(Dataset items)
******************************

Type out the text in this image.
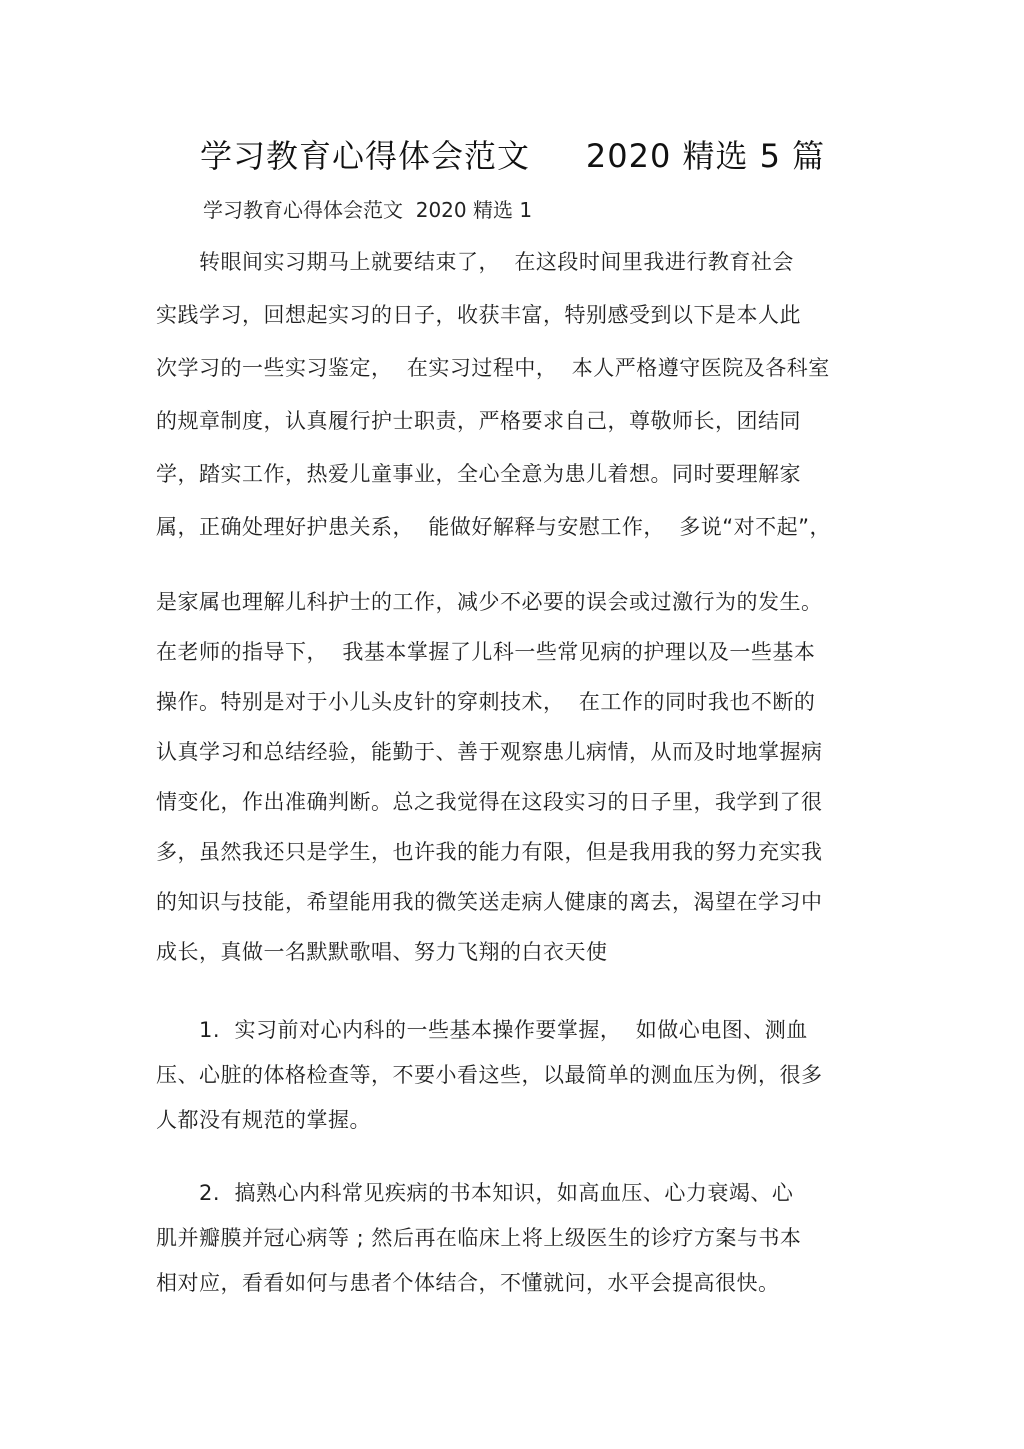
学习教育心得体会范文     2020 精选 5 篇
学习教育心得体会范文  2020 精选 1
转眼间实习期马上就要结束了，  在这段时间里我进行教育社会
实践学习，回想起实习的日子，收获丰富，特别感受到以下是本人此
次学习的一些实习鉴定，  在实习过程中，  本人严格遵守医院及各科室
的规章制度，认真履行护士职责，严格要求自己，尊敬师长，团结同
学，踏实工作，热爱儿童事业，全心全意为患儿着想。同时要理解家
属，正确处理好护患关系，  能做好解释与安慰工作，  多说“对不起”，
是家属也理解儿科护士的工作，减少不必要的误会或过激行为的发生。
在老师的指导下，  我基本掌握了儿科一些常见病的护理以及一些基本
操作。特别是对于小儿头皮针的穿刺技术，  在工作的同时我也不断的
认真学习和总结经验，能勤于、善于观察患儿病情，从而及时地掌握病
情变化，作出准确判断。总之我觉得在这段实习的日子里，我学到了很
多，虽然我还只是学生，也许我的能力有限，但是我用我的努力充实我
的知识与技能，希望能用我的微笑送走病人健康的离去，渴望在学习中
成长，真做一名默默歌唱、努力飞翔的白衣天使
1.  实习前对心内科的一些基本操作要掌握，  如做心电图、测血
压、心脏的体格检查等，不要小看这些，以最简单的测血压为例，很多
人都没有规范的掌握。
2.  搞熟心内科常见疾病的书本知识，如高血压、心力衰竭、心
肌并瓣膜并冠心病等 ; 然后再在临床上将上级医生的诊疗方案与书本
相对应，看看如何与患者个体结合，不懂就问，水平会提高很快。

******************************

_What needs to be done:_
Each entry must be retyped word for word, with every image omitted.

_Result of this task:_
Type out the text in this image.
学习教育心得体会范文     2020 精选 5 篇
学习教育心得体会范文  2020 精选 1
转眼间实习期马上就要结束了，  在这段时间里我进行教育社会
实践学习，回想起实习的日子，收获丰富，特别感受到以下是本人此
次学习的一些实习鉴定，  在实习过程中，  本人严格遵守医院及各科室
的规章制度，认真履行护士职责，严格要求自己，尊敬师长，团结同
学，踏实工作，热爱儿童事业，全心全意为患儿着想。同时要理解家
属，正确处理好护患关系，  能做好解释与安慰工作，  多说“对不起”，
是家属也理解儿科护士的工作，减少不必要的误会或过激行为的发生。
在老师的指导下，  我基本掌握了儿科一些常见病的护理以及一些基本
操作。特别是对于小儿头皮针的穿刺技术，  在工作的同时我也不断的
认真学习和总结经验，能勤于、善于观察患儿病情，从而及时地掌握病
情变化，作出准确判断。总之我觉得在这段实习的日子里，我学到了很
多，虽然我还只是学生，也许我的能力有限，但是我用我的努力充实我
的知识与技能，希望能用我的微笑送走病人健康的离去，渴望在学习中
成长，真做一名默默歌唱、努力飞翔的白衣天使
1.  实习前对心内科的一些基本操作要掌握，  如做心电图、测血
压、心脏的体格检查等，不要小看这些，以最简单的测血压为例，很多
人都没有规范的掌握。
2.  搞熟心内科常见疾病的书本知识，如高血压、心力衰竭、心
肌并瓣膜并冠心病等 ; 然后再在临床上将上级医生的诊疗方案与书本
相对应，看看如何与患者个体结合，不懂就问，水平会提高很快。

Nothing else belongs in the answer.